Please retype the records below exactly, leaving out any pictures.

>> start Supplied material

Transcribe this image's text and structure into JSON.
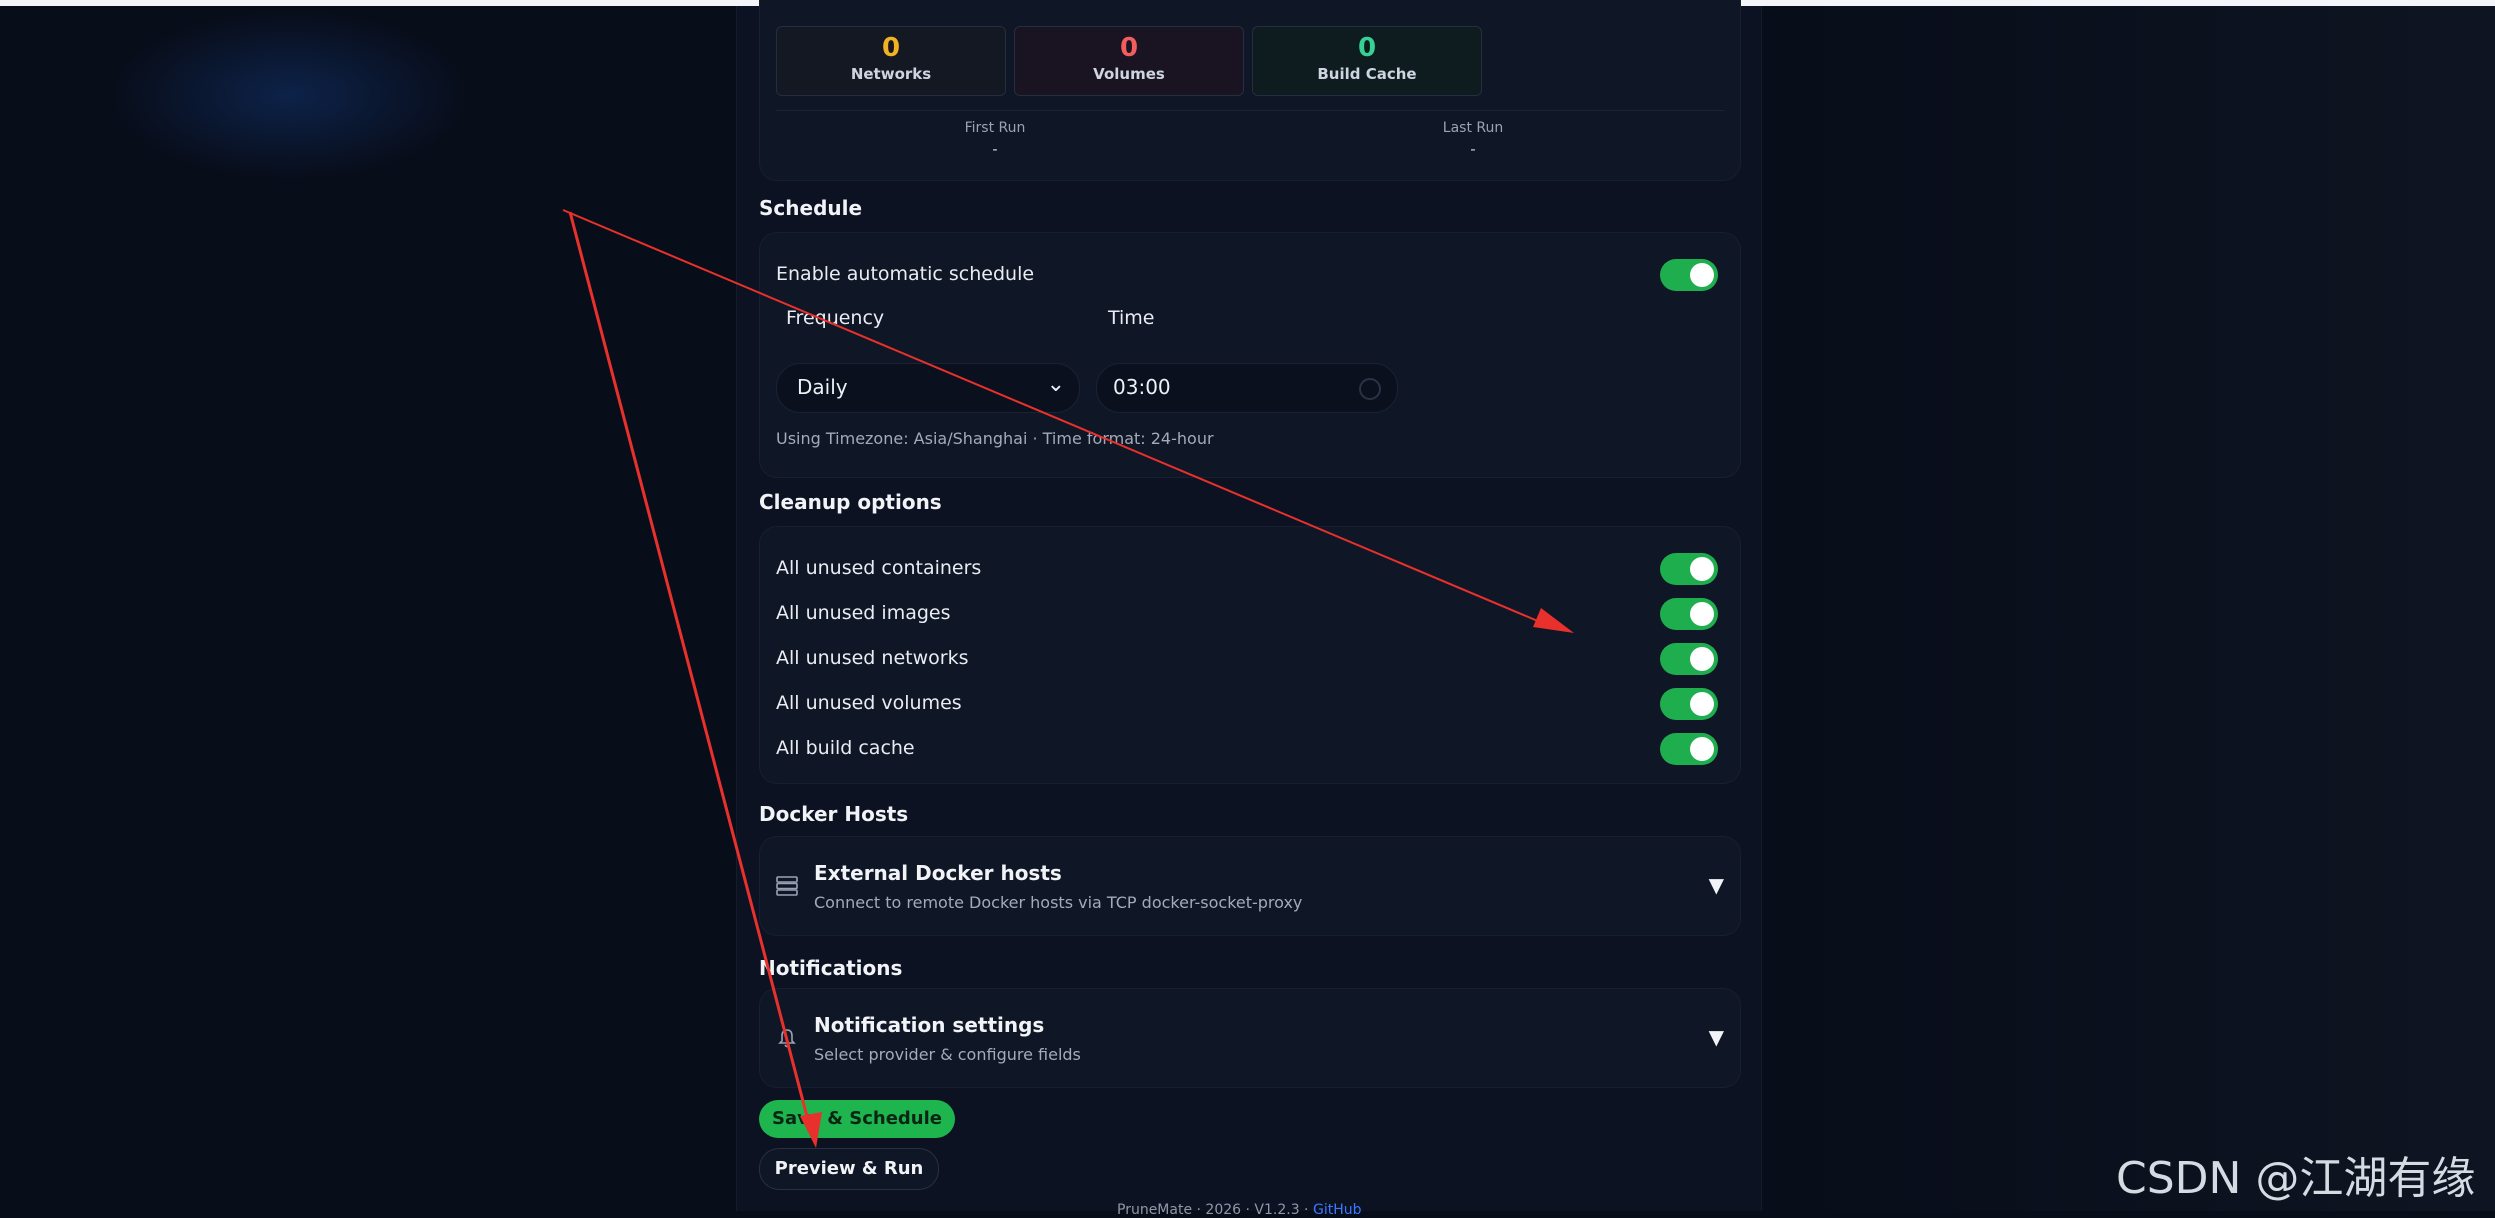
{
  "stats": [
    {
      "key": "networks",
      "value": "0",
      "label": "Networks"
    },
    {
      "key": "volumes",
      "value": "0",
      "label": "Volumes"
    },
    {
      "key": "cache",
      "value": "0",
      "label": "Build Cache"
    }
  ],
  "runs": {
    "first_label": "First Run",
    "first_value": "-",
    "last_label": "Last Run",
    "last_value": "-"
  },
  "schedule": {
    "title": "Schedule",
    "enable_label": "Enable automatic schedule",
    "enabled": true,
    "frequency_label": "Frequency",
    "frequency_value": "Daily",
    "time_label": "Time",
    "time_value": "03:00",
    "hint": "Using Timezone: Asia/Shanghai · Time format: 24-hour"
  },
  "cleanup": {
    "title": "Cleanup options",
    "options": [
      {
        "label": "All unused containers",
        "enabled": true
      },
      {
        "label": "All unused images",
        "enabled": true
      },
      {
        "label": "All unused networks",
        "enabled": true
      },
      {
        "label": "All unused volumes",
        "enabled": true
      },
      {
        "label": "All build cache",
        "enabled": true
      }
    ]
  },
  "docker_hosts": {
    "title": "Docker Hosts",
    "item_title": "External Docker hosts",
    "item_sub": "Connect to remote Docker hosts via TCP docker-socket-proxy",
    "icon": "server-icon",
    "caret": "▼"
  },
  "notifications": {
    "title": "Notifications",
    "item_title": "Notification settings",
    "item_sub": "Select provider & configure fields",
    "icon": "bell-icon",
    "caret": "▼"
  },
  "actions": {
    "save_label": "Save & Schedule",
    "preview_label": "Preview & Run"
  },
  "footer": {
    "text": "PruneMate · 2026 · V1.2.3 ·",
    "link": "GitHub"
  },
  "watermark": "CSDN @江湖有缘",
  "colors": {
    "accent_green": "#1fb54e",
    "networks": "#f2b322",
    "volumes": "#f25d5d",
    "build_cache": "#35d294",
    "annotation_arrow": "#e8312c"
  }
}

>> end Supplied material

> _Solution to this exercise_:
Transcribe this image's text and structure into JSON.
{
  "stats": [
    {
      "key": "networks",
      "value": "0",
      "label": "Networks"
    },
    {
      "key": "volumes",
      "value": "0",
      "label": "Volumes"
    },
    {
      "key": "cache",
      "value": "0",
      "label": "Build Cache"
    }
  ],
  "runs": {
    "first_label": "First Run",
    "first_value": "-",
    "last_label": "Last Run",
    "last_value": "-"
  },
  "schedule": {
    "title": "Schedule",
    "enable_label": "Enable automatic schedule",
    "enabled": true,
    "frequency_label": "Frequency",
    "frequency_value": "Daily",
    "time_label": "Time",
    "time_value": "03:00",
    "hint": "Using Timezone: Asia/Shanghai · Time format: 24-hour"
  },
  "cleanup": {
    "title": "Cleanup options",
    "options": [
      {
        "label": "All unused containers",
        "enabled": true
      },
      {
        "label": "All unused images",
        "enabled": true
      },
      {
        "label": "All unused networks",
        "enabled": true
      },
      {
        "label": "All unused volumes",
        "enabled": true
      },
      {
        "label": "All build cache",
        "enabled": true
      }
    ]
  },
  "docker_hosts": {
    "title": "Docker Hosts",
    "item_title": "External Docker hosts",
    "item_sub": "Connect to remote Docker hosts via TCP docker-socket-proxy",
    "icon": "server-icon",
    "caret": "▼"
  },
  "notifications": {
    "title": "Notifications",
    "item_title": "Notification settings",
    "item_sub": "Select provider & configure fields",
    "icon": "bell-icon",
    "caret": "▼"
  },
  "actions": {
    "save_label": "Save & Schedule",
    "preview_label": "Preview & Run"
  },
  "footer": {
    "text": "PruneMate · 2026 · V1.2.3 ·",
    "link": "GitHub"
  },
  "watermark": "CSDN @江湖有缘",
  "colors": {
    "accent_green": "#1fb54e",
    "networks": "#f2b322",
    "volumes": "#f25d5d",
    "build_cache": "#35d294",
    "annotation_arrow": "#e8312c"
  }
}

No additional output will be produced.